Select lines where the word "수행합니다" appears.
begin EXERCISE DATA
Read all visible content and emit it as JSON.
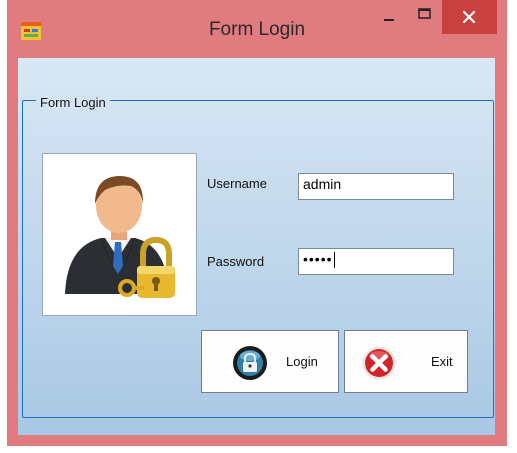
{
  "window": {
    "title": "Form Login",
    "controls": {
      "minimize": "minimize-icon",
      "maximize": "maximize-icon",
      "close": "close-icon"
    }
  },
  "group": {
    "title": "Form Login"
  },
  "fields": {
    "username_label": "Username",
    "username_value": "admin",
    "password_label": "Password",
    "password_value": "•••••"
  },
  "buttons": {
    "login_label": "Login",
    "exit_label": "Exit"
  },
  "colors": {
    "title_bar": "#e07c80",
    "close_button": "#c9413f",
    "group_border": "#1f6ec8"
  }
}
end EXERCISE DATA
begin EXERCISE DATA
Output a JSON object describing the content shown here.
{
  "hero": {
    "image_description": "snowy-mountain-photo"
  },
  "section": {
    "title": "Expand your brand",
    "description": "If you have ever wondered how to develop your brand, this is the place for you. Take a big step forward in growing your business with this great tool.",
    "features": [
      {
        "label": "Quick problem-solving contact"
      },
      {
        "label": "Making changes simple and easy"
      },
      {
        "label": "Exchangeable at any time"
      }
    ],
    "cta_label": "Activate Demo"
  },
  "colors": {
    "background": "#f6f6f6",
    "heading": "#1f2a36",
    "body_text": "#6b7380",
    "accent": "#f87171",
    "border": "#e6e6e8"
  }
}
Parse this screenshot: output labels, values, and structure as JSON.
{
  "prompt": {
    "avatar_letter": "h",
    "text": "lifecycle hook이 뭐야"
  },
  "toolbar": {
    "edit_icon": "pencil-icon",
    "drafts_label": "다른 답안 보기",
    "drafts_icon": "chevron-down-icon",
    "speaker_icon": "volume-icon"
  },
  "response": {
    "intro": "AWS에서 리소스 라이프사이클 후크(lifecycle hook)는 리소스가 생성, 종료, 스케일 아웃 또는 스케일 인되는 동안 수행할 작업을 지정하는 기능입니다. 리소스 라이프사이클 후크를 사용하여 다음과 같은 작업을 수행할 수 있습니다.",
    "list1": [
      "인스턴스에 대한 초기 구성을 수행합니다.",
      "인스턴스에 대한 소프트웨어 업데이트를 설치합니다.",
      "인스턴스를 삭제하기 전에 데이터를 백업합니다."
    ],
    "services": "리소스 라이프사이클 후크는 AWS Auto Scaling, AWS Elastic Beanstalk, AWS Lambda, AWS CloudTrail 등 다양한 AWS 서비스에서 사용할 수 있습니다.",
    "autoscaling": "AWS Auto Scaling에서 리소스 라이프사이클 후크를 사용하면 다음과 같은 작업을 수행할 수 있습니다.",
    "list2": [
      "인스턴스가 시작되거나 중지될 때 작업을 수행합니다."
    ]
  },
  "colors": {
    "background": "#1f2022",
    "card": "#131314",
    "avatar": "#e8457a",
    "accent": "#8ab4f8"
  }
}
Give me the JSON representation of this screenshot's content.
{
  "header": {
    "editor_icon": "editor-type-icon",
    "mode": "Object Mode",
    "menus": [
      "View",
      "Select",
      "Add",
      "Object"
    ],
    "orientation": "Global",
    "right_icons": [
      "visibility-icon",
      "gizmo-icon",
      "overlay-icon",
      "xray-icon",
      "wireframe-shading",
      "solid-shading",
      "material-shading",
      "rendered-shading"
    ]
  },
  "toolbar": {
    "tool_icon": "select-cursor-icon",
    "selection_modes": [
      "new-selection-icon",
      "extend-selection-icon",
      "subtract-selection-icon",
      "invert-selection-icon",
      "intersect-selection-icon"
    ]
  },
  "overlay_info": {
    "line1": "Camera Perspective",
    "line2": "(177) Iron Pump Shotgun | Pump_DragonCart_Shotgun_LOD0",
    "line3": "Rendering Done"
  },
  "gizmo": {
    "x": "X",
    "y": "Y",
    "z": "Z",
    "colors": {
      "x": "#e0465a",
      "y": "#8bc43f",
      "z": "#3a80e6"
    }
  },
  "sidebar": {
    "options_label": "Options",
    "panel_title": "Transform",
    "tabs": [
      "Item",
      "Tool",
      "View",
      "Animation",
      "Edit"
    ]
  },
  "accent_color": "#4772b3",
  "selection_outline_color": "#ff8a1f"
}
end EXERCISE DATA
begin EXERCISE DATA
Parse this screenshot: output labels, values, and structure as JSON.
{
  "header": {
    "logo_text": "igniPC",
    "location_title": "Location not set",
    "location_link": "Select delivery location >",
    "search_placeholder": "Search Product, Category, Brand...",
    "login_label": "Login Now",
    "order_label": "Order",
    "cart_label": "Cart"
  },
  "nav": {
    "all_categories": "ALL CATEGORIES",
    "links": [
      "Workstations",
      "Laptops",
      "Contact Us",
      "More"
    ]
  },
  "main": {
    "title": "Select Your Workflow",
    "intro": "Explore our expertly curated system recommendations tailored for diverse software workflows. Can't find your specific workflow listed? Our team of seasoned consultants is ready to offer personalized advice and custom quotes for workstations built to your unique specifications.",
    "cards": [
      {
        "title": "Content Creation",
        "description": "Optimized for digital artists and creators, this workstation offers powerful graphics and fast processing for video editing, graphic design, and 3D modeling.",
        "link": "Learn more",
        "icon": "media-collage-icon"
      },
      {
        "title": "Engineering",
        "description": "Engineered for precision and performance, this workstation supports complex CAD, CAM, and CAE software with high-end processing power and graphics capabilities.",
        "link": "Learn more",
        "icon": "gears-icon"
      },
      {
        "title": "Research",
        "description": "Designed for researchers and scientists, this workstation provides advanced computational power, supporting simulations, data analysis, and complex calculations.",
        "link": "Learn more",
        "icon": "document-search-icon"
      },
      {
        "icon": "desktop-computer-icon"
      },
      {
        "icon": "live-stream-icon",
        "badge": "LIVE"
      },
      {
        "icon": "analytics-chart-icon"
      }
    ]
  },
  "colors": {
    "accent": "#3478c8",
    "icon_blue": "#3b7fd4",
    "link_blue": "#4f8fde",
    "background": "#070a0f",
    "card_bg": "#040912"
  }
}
end EXERCISE DATA
• WRITTEN RESPONSE:
      "인스턴스에 대한 초기 구성을 수행합니다.",
      "인스턴스가 시작되거나 중지될 때 작업을 수행합니다."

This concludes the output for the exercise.